(Extracted data entries)
------------------------------------------------

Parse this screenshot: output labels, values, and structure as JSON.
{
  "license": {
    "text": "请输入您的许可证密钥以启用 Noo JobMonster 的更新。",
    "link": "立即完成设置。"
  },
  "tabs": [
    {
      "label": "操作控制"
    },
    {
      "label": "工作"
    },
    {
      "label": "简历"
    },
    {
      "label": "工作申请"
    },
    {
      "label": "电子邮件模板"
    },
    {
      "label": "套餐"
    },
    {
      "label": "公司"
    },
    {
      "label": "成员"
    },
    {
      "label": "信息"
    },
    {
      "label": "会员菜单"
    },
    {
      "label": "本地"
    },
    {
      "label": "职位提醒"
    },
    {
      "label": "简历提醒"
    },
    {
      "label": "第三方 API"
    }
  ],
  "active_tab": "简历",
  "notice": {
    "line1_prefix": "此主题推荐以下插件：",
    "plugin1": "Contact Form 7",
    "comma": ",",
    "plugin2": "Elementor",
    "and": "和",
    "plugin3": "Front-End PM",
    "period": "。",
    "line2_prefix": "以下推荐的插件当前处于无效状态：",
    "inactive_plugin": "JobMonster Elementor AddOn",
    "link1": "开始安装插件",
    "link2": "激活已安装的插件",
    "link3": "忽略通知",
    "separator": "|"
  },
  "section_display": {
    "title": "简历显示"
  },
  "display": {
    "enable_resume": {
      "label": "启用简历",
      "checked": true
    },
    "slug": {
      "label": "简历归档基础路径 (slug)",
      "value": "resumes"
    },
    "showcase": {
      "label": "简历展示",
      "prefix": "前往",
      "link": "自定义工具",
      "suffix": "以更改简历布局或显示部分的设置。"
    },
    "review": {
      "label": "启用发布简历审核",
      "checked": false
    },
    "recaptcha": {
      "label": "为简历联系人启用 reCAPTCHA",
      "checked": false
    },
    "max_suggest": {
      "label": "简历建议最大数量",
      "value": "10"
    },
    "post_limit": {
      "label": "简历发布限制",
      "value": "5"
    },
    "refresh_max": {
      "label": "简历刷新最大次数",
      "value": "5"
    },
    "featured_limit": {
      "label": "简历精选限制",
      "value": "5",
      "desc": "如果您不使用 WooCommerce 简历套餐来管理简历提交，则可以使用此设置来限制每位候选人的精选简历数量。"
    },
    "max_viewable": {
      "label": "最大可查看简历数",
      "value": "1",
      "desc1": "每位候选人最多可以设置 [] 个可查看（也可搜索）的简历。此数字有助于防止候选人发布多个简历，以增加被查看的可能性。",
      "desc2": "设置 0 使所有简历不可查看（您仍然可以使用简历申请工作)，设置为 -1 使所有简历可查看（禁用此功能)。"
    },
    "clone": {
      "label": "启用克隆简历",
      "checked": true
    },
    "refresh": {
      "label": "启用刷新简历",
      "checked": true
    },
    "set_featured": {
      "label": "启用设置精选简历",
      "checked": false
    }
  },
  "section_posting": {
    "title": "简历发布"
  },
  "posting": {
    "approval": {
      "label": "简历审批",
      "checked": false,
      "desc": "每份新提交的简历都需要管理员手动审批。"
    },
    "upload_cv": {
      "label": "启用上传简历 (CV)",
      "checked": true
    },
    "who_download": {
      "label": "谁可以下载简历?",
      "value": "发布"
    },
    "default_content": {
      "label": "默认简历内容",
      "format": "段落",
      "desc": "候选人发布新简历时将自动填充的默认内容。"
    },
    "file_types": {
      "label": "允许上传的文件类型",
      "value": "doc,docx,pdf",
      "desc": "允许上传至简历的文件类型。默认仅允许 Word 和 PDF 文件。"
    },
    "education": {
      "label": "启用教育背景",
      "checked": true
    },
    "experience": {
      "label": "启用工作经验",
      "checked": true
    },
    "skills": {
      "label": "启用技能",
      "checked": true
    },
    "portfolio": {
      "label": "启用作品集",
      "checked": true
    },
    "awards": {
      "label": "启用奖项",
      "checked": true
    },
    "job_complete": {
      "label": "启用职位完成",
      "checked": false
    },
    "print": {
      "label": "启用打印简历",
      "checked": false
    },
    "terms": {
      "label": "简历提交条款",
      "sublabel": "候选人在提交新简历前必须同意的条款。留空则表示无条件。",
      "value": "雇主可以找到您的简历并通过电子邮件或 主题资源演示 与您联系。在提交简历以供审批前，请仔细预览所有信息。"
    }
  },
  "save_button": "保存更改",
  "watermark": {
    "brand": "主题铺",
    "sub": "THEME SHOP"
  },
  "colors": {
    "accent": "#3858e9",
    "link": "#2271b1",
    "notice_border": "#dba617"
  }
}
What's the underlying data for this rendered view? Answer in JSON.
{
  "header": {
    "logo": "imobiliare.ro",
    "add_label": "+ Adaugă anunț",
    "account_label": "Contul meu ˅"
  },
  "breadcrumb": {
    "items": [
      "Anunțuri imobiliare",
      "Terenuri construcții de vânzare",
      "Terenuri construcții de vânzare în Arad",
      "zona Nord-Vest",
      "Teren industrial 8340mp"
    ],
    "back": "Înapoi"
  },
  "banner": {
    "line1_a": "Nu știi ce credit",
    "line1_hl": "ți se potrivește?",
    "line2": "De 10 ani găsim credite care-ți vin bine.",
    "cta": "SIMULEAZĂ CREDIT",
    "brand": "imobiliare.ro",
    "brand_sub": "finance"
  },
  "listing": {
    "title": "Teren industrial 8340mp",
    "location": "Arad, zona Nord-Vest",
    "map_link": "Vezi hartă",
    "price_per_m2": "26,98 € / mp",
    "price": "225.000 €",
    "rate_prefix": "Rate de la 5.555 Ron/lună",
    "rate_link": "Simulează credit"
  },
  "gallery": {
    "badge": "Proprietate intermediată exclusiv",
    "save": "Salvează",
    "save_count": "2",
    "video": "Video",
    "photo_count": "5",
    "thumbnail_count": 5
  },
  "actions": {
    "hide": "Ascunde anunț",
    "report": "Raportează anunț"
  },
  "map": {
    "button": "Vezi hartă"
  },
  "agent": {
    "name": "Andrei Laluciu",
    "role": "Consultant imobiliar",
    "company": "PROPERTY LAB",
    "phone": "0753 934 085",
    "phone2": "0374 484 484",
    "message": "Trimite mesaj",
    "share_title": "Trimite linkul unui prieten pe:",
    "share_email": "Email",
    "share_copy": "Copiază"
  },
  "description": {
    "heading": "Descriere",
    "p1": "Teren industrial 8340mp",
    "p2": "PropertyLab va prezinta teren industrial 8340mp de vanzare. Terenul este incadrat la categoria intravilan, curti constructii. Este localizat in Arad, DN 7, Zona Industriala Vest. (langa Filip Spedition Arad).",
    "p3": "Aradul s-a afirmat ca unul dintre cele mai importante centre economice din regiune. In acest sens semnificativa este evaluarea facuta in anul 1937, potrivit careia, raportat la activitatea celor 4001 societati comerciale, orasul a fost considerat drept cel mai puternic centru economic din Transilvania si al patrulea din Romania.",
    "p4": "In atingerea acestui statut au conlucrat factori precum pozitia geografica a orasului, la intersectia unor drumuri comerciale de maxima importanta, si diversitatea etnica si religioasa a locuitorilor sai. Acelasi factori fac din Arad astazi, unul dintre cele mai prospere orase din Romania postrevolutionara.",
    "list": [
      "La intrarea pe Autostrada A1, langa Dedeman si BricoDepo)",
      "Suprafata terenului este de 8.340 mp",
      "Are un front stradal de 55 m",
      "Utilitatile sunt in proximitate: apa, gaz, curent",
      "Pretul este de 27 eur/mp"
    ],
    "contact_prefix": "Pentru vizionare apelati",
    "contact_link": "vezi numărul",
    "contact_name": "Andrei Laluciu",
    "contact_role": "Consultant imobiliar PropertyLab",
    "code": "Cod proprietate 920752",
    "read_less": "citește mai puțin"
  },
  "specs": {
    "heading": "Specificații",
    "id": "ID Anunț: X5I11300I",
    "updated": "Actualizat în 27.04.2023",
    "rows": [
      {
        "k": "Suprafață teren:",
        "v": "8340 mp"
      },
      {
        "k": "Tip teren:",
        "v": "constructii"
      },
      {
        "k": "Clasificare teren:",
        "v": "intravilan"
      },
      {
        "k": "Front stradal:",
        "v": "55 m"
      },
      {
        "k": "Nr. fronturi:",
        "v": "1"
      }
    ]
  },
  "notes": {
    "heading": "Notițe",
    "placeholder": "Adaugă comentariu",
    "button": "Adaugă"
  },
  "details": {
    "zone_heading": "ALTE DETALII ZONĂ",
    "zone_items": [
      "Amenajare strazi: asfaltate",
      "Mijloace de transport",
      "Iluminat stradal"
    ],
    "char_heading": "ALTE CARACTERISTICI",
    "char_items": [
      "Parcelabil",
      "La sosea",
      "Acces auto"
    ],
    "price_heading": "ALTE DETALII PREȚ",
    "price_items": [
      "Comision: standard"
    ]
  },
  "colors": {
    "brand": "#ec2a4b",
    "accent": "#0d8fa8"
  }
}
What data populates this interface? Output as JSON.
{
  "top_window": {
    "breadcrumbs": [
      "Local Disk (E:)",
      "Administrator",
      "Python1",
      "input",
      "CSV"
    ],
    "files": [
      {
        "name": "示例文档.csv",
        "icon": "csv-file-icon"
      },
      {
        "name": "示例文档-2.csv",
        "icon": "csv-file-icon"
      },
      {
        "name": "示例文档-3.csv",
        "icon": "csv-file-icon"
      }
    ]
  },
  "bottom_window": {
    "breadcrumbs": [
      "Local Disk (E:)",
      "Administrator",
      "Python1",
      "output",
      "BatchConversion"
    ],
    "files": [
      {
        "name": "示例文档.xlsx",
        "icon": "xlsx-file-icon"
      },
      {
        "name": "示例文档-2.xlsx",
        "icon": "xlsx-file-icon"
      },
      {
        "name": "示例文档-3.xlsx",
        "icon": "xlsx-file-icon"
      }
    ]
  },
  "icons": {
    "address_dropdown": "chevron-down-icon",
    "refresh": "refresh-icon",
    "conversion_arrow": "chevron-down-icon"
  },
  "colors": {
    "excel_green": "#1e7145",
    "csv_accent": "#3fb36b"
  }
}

------------------------------------------------

### What to do
Find each line that has the word "hartă", then copy it out.

### Task solution
    "map_link": "Vezi hartă",
    "button": "Vezi hartă"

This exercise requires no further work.